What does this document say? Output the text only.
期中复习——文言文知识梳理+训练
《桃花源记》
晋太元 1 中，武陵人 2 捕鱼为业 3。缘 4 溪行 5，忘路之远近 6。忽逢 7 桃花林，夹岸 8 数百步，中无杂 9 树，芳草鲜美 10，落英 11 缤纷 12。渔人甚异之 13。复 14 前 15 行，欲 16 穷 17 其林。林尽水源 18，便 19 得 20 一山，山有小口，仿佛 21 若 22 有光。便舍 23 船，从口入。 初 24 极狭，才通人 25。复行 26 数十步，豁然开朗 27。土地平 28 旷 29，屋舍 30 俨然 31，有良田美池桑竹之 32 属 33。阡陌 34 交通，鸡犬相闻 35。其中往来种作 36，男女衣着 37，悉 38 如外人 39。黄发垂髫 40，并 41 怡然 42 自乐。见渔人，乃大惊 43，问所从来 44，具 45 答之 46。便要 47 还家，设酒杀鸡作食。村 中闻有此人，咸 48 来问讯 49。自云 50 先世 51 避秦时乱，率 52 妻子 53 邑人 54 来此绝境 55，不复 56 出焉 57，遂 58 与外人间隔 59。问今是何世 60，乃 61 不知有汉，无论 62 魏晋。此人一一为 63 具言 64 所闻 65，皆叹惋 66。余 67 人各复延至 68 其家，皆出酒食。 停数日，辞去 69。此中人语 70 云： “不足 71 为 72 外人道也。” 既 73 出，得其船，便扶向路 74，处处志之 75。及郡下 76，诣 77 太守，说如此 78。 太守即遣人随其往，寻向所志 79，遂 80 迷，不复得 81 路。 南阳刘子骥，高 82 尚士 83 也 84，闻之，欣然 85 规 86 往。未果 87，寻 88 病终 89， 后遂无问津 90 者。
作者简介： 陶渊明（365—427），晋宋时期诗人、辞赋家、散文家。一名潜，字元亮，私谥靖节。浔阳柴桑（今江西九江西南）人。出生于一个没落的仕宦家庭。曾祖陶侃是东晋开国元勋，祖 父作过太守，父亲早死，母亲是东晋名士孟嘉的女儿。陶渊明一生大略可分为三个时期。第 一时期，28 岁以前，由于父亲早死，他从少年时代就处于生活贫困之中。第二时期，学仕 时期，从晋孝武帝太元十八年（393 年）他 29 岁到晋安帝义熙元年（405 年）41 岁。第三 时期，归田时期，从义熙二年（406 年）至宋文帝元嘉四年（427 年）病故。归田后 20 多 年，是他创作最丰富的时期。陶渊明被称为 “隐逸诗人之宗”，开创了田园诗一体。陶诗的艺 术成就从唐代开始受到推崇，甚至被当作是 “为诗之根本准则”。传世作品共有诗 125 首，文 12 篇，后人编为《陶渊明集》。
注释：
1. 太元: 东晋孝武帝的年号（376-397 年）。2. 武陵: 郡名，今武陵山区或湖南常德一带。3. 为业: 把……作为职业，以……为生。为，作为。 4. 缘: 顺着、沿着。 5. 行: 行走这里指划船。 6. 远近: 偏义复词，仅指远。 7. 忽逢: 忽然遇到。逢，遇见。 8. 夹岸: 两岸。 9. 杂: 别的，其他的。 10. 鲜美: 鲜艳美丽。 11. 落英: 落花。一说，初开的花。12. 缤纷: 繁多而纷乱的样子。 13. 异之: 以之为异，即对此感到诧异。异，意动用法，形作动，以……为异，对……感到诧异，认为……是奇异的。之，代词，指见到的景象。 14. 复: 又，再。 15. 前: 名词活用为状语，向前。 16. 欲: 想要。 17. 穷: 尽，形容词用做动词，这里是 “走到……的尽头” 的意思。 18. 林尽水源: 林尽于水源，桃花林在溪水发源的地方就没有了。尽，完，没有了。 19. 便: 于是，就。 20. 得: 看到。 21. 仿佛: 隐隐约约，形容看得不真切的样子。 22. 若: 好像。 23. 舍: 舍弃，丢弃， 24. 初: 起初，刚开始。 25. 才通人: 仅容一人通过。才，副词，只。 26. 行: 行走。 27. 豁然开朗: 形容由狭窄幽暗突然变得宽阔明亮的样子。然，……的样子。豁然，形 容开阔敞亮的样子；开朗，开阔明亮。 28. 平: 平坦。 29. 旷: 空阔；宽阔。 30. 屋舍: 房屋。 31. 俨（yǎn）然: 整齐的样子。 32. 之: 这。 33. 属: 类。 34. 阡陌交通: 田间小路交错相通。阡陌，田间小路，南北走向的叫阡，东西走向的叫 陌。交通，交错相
____
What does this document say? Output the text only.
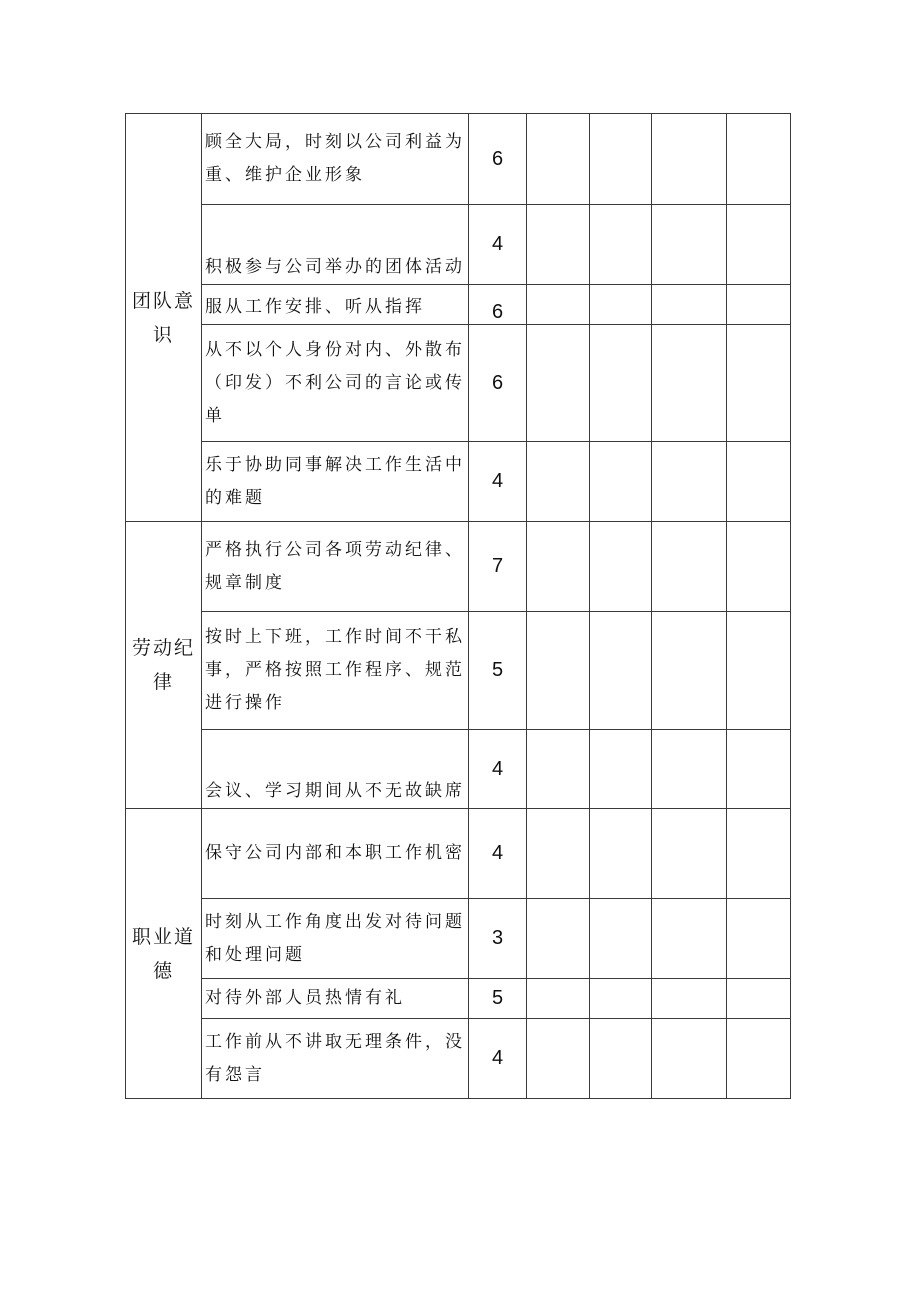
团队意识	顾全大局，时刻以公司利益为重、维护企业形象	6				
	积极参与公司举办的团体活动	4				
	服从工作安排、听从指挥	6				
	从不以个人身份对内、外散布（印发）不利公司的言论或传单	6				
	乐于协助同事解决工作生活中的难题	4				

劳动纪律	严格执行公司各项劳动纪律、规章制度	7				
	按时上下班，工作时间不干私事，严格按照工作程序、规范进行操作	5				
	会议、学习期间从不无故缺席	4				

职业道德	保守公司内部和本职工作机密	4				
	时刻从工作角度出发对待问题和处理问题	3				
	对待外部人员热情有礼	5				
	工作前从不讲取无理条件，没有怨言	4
____
- PROBLEM STATEMENT -
Look through the lines above and collect those with the word "豁然开朗".

- CORRECT RESULT -
晋太元 1 中，武陵人 2 捕鱼为业 3。缘 4 溪行 5，忘路之远近 6。忽逢 7 桃花林，夹岸 8 数百步，中无杂 9 树，芳草鲜美 10，落英 11 缤纷 12。渔人甚异之 13。复 14 前 15 行，欲 16 穷 17 其林。林尽水源 18，便 19 得 20 一山，山有小口，仿佛 21 若 22 有光。便舍 23 船，从口入。 初 24 极狭，才通人 25。复行 26 数十步，豁然开朗 27。土地平 28 旷 29，屋舍 30 俨然 31，有良田美池桑竹之 32 属 33。阡陌 34 交通，鸡犬相闻 35。其中往来种作 36，男女衣着 37，悉 38 如外人 39。黄发垂髫 40，并 41 怡然 42 自乐。见渔人，乃大惊 43，问所从来 44，具 45 答之 46。便要 47 还家，设酒杀鸡作食。村 中闻有此人，咸 48 来问讯 49。自云 50 先世 51 避秦时乱，率 52 妻子 53 邑人 54 来此绝境 55，不复 56 出焉 57，遂 58 与外人间隔 59。问今是何世 60，乃 61 不知有汉，无论 62 魏晋。此人一一为 63 具言 64 所闻 65，皆叹惋 66。余 67 人各复延至 68 其家，皆出酒食。 停数日，辞去 69。此中人语 70 云： “不足 71 为 72 外人道也。” 既 73 出，得其船，便扶向路 74，处处志之 75。及郡下 76，诣 77 太守，说如此 78。 太守即遣人随其往，寻向所志 79，遂 80 迷，不复得 81 路。 南阳刘子骥，高 82 尚士 83 也 84，闻之，欣然 85 规 86 往。未果 87，寻 88 病终 89， 后遂无问津 90 者。
1. 太元: 东晋孝武帝的年号（376-397 年）。2. 武陵: 郡名，今武陵山区或湖南常德一带。3. 为业: 把……作为职业，以……为生。为，作为。 4. 缘: 顺着、沿着。 5. 行: 行走这里指划船。 6. 远近: 偏义复词，仅指远。 7. 忽逢: 忽然遇到。逢，遇见。 8. 夹岸: 两岸。 9. 杂: 别的，其他的。 10. 鲜美: 鲜艳美丽。 11. 落英: 落花。一说，初开的花。12. 缤纷: 繁多而纷乱的样子。 13. 异之: 以之为异，即对此感到诧异。异，意动用法，形作动，以……为异，对……感到诧异，认为……是奇异的。之，代词，指见到的景象。 14. 复: 又，再。 15. 前: 名词活用为状语，向前。 16. 欲: 想要。 17. 穷: 尽，形容词用做动词，这里是 “走到……的尽头” 的意思。 18. 林尽水源: 林尽于水源，桃花林在溪水发源的地方就没有了。尽，完，没有了。 19. 便: 于是，就。 20. 得: 看到。 21. 仿佛: 隐隐约约，形容看得不真切的样子。 22. 若: 好像。 23. 舍: 舍弃，丢弃， 24. 初: 起初，刚开始。 25. 才通人: 仅容一人通过。才，副词，只。 26. 行: 行走。 27. 豁然开朗: 形容由狭窄幽暗突然变得宽阔明亮的样子。然，……的样子。豁然，形 容开阔敞亮的样子；开朗，开阔明亮。 28. 平: 平坦。 29. 旷: 空阔；宽阔。 30. 屋舍: 房屋。 31. 俨（yǎn）然: 整齐的样子。 32. 之: 这。 33. 属: 类。 34. 阡陌交通: 田间小路交错相通。阡陌，田间小路，南北走向的叫阡，东西走向的叫 陌。交通，交错相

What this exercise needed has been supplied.